▸ **Exercise brief**: Work out how many lines of the records contain "functional". Answer with the number and nothing else.

====================

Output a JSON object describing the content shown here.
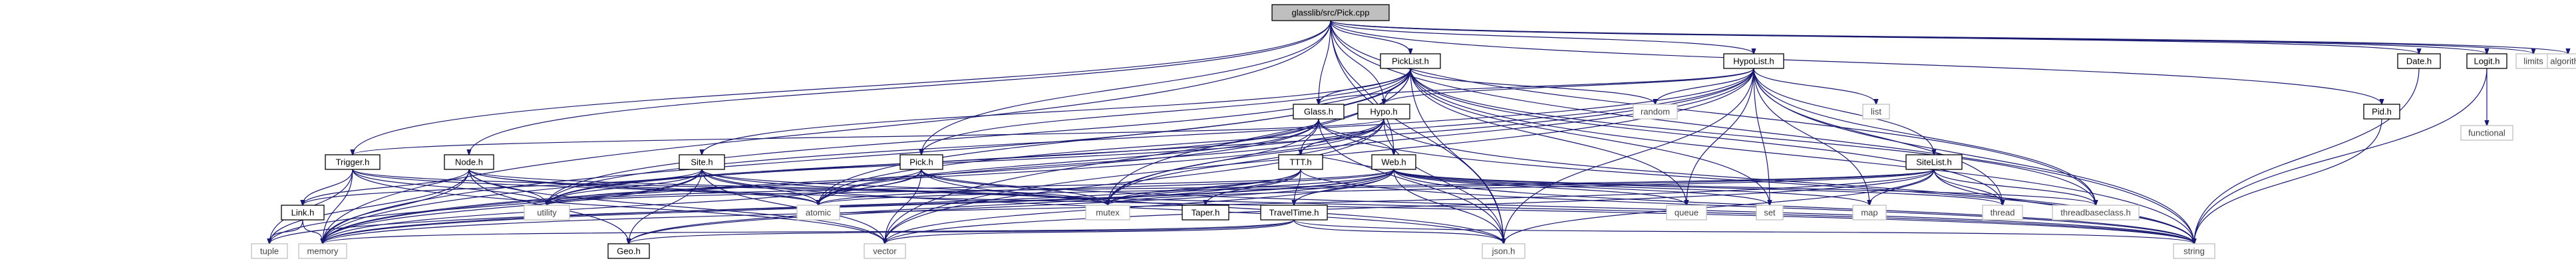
{
  "graph": {
    "root": "glasslib/src/Pick.cpp",
    "colors": {
      "root_fill": "#bfbfbf",
      "node_fill": "#ffffff",
      "node_border": "#000000",
      "system_border": "#bfbfbf",
      "edge": "#191970"
    },
    "nodes": [
      {
        "id": "pickcpp",
        "label": "glasslib/src/Pick.cpp",
        "kind": "root"
      },
      {
        "id": "picklist",
        "label": "PickList.h",
        "kind": "file"
      },
      {
        "id": "hypolist",
        "label": "HypoList.h",
        "kind": "file"
      },
      {
        "id": "date",
        "label": "Date.h",
        "kind": "file"
      },
      {
        "id": "logit",
        "label": "Logit.h",
        "kind": "file"
      },
      {
        "id": "limits",
        "label": "limits",
        "kind": "system"
      },
      {
        "id": "algorithm",
        "label": "algorithm",
        "kind": "system"
      },
      {
        "id": "glass",
        "label": "Glass.h",
        "kind": "file"
      },
      {
        "id": "hypo",
        "label": "Hypo.h",
        "kind": "file"
      },
      {
        "id": "random",
        "label": "random",
        "kind": "system"
      },
      {
        "id": "list",
        "label": "list",
        "kind": "system"
      },
      {
        "id": "pid",
        "label": "Pid.h",
        "kind": "file"
      },
      {
        "id": "functional",
        "label": "functional",
        "kind": "system"
      },
      {
        "id": "trigger",
        "label": "Trigger.h",
        "kind": "file"
      },
      {
        "id": "node",
        "label": "Node.h",
        "kind": "file"
      },
      {
        "id": "site",
        "label": "Site.h",
        "kind": "file"
      },
      {
        "id": "pick",
        "label": "Pick.h",
        "kind": "file"
      },
      {
        "id": "ttt",
        "label": "TTT.h",
        "kind": "file"
      },
      {
        "id": "web",
        "label": "Web.h",
        "kind": "file"
      },
      {
        "id": "sitelist",
        "label": "SiteList.h",
        "kind": "file"
      },
      {
        "id": "link",
        "label": "Link.h",
        "kind": "file"
      },
      {
        "id": "utility",
        "label": "utility",
        "kind": "system"
      },
      {
        "id": "atomic",
        "label": "atomic",
        "kind": "system"
      },
      {
        "id": "mutex",
        "label": "mutex",
        "kind": "system"
      },
      {
        "id": "taper",
        "label": "Taper.h",
        "kind": "file"
      },
      {
        "id": "traveltime",
        "label": "TravelTime.h",
        "kind": "file"
      },
      {
        "id": "queue",
        "label": "queue",
        "kind": "system"
      },
      {
        "id": "set",
        "label": "set",
        "kind": "system"
      },
      {
        "id": "map",
        "label": "map",
        "kind": "system"
      },
      {
        "id": "thread",
        "label": "thread",
        "kind": "system"
      },
      {
        "id": "threadbaseclass",
        "label": "threadbaseclass.h",
        "kind": "system"
      },
      {
        "id": "tuple",
        "label": "tuple",
        "kind": "system"
      },
      {
        "id": "memory",
        "label": "memory",
        "kind": "system"
      },
      {
        "id": "geo",
        "label": "Geo.h",
        "kind": "file"
      },
      {
        "id": "vector",
        "label": "vector",
        "kind": "system"
      },
      {
        "id": "json",
        "label": "json.h",
        "kind": "system"
      },
      {
        "id": "string",
        "label": "string",
        "kind": "system"
      }
    ],
    "edges": [
      [
        "pickcpp",
        "picklist"
      ],
      [
        "pickcpp",
        "hypolist"
      ],
      [
        "pickcpp",
        "date"
      ],
      [
        "pickcpp",
        "logit"
      ],
      [
        "pickcpp",
        "limits"
      ],
      [
        "pickcpp",
        "algorithm"
      ],
      [
        "pickcpp",
        "glass"
      ],
      [
        "pickcpp",
        "hypo"
      ],
      [
        "pickcpp",
        "pid"
      ],
      [
        "pickcpp",
        "trigger"
      ],
      [
        "pickcpp",
        "node"
      ],
      [
        "pickcpp",
        "pick"
      ],
      [
        "pickcpp",
        "web"
      ],
      [
        "pickcpp",
        "memory"
      ],
      [
        "pickcpp",
        "string"
      ],
      [
        "pickcpp",
        "threadbaseclass"
      ],
      [
        "pickcpp",
        "json"
      ],
      [
        "picklist",
        "glass"
      ],
      [
        "picklist",
        "hypo"
      ],
      [
        "picklist",
        "site"
      ],
      [
        "picklist",
        "pick"
      ],
      [
        "picklist",
        "random"
      ],
      [
        "picklist",
        "mutex"
      ],
      [
        "picklist",
        "atomic"
      ],
      [
        "picklist",
        "queue"
      ],
      [
        "picklist",
        "set"
      ],
      [
        "picklist",
        "thread"
      ],
      [
        "picklist",
        "threadbaseclass"
      ],
      [
        "picklist",
        "string"
      ],
      [
        "picklist",
        "vector"
      ],
      [
        "picklist",
        "json"
      ],
      [
        "picklist",
        "memory"
      ],
      [
        "picklist",
        "utility"
      ],
      [
        "hypolist",
        "glass"
      ],
      [
        "hypolist",
        "hypo"
      ],
      [
        "hypolist",
        "sitelist"
      ],
      [
        "hypolist",
        "random"
      ],
      [
        "hypolist",
        "list"
      ],
      [
        "hypolist",
        "map"
      ],
      [
        "hypolist",
        "set"
      ],
      [
        "hypolist",
        "queue"
      ],
      [
        "hypolist",
        "thread"
      ],
      [
        "hypolist",
        "threadbaseclass"
      ],
      [
        "hypolist",
        "mutex"
      ],
      [
        "hypolist",
        "string"
      ],
      [
        "hypolist",
        "json"
      ],
      [
        "hypolist",
        "vector"
      ],
      [
        "hypolist",
        "memory"
      ],
      [
        "hypolist",
        "atomic"
      ],
      [
        "hypolist",
        "utility"
      ],
      [
        "date",
        "string"
      ],
      [
        "logit",
        "functional"
      ],
      [
        "logit",
        "string"
      ],
      [
        "pid",
        "string"
      ],
      [
        "glass",
        "ttt"
      ],
      [
        "glass",
        "web"
      ],
      [
        "glass",
        "atomic"
      ],
      [
        "glass",
        "mutex"
      ],
      [
        "glass",
        "utility"
      ],
      [
        "glass",
        "json"
      ],
      [
        "glass",
        "memory"
      ],
      [
        "glass",
        "string"
      ],
      [
        "hypo",
        "ttt"
      ],
      [
        "hypo",
        "trigger"
      ],
      [
        "hypo",
        "json"
      ],
      [
        "hypo",
        "atomic"
      ],
      [
        "hypo",
        "mutex"
      ],
      [
        "hypo",
        "vector"
      ],
      [
        "hypo",
        "string"
      ],
      [
        "hypo",
        "memory"
      ],
      [
        "hypo",
        "utility"
      ],
      [
        "trigger",
        "link"
      ],
      [
        "trigger",
        "utility"
      ],
      [
        "trigger",
        "memory"
      ],
      [
        "trigger",
        "tuple"
      ],
      [
        "trigger",
        "vector"
      ],
      [
        "trigger",
        "mutex"
      ],
      [
        "trigger",
        "atomic"
      ],
      [
        "node",
        "link"
      ],
      [
        "node",
        "geo"
      ],
      [
        "node",
        "utility"
      ],
      [
        "node",
        "memory"
      ],
      [
        "node",
        "mutex"
      ],
      [
        "node",
        "atomic"
      ],
      [
        "node",
        "vector"
      ],
      [
        "node",
        "string"
      ],
      [
        "node",
        "tuple"
      ],
      [
        "site",
        "link"
      ],
      [
        "site",
        "geo"
      ],
      [
        "site",
        "utility"
      ],
      [
        "site",
        "memory"
      ],
      [
        "site",
        "mutex"
      ],
      [
        "site",
        "atomic"
      ],
      [
        "site",
        "vector"
      ],
      [
        "site",
        "string"
      ],
      [
        "site",
        "json"
      ],
      [
        "site",
        "tuple"
      ],
      [
        "pick",
        "json"
      ],
      [
        "pick",
        "memory"
      ],
      [
        "pick",
        "mutex"
      ],
      [
        "pick",
        "atomic"
      ],
      [
        "pick",
        "vector"
      ],
      [
        "pick",
        "string"
      ],
      [
        "pick",
        "utility"
      ],
      [
        "ttt",
        "taper"
      ],
      [
        "ttt",
        "traveltime"
      ],
      [
        "ttt",
        "geo"
      ],
      [
        "ttt",
        "mutex"
      ],
      [
        "ttt",
        "memory"
      ],
      [
        "ttt",
        "string"
      ],
      [
        "web",
        "ttt"
      ],
      [
        "web",
        "traveltime"
      ],
      [
        "web",
        "json"
      ],
      [
        "web",
        "geo"
      ],
      [
        "web",
        "vector"
      ],
      [
        "web",
        "queue"
      ],
      [
        "web",
        "set"
      ],
      [
        "web",
        "map"
      ],
      [
        "web",
        "thread"
      ],
      [
        "web",
        "threadbaseclass"
      ],
      [
        "web",
        "mutex"
      ],
      [
        "web",
        "atomic"
      ],
      [
        "web",
        "string"
      ],
      [
        "web",
        "memory"
      ],
      [
        "web",
        "utility"
      ],
      [
        "web",
        "tuple"
      ],
      [
        "sitelist",
        "map"
      ],
      [
        "sitelist",
        "thread"
      ],
      [
        "sitelist",
        "threadbaseclass"
      ],
      [
        "sitelist",
        "json"
      ],
      [
        "sitelist",
        "vector"
      ],
      [
        "sitelist",
        "mutex"
      ],
      [
        "sitelist",
        "atomic"
      ],
      [
        "sitelist",
        "utility"
      ],
      [
        "sitelist",
        "string"
      ],
      [
        "sitelist",
        "memory"
      ],
      [
        "link",
        "tuple"
      ],
      [
        "link",
        "memory"
      ],
      [
        "traveltime",
        "geo"
      ],
      [
        "traveltime",
        "vector"
      ],
      [
        "traveltime",
        "json"
      ],
      [
        "traveltime",
        "memory"
      ],
      [
        "traveltime",
        "string"
      ]
    ]
  }
}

====================

▸ **Response to the task**: 3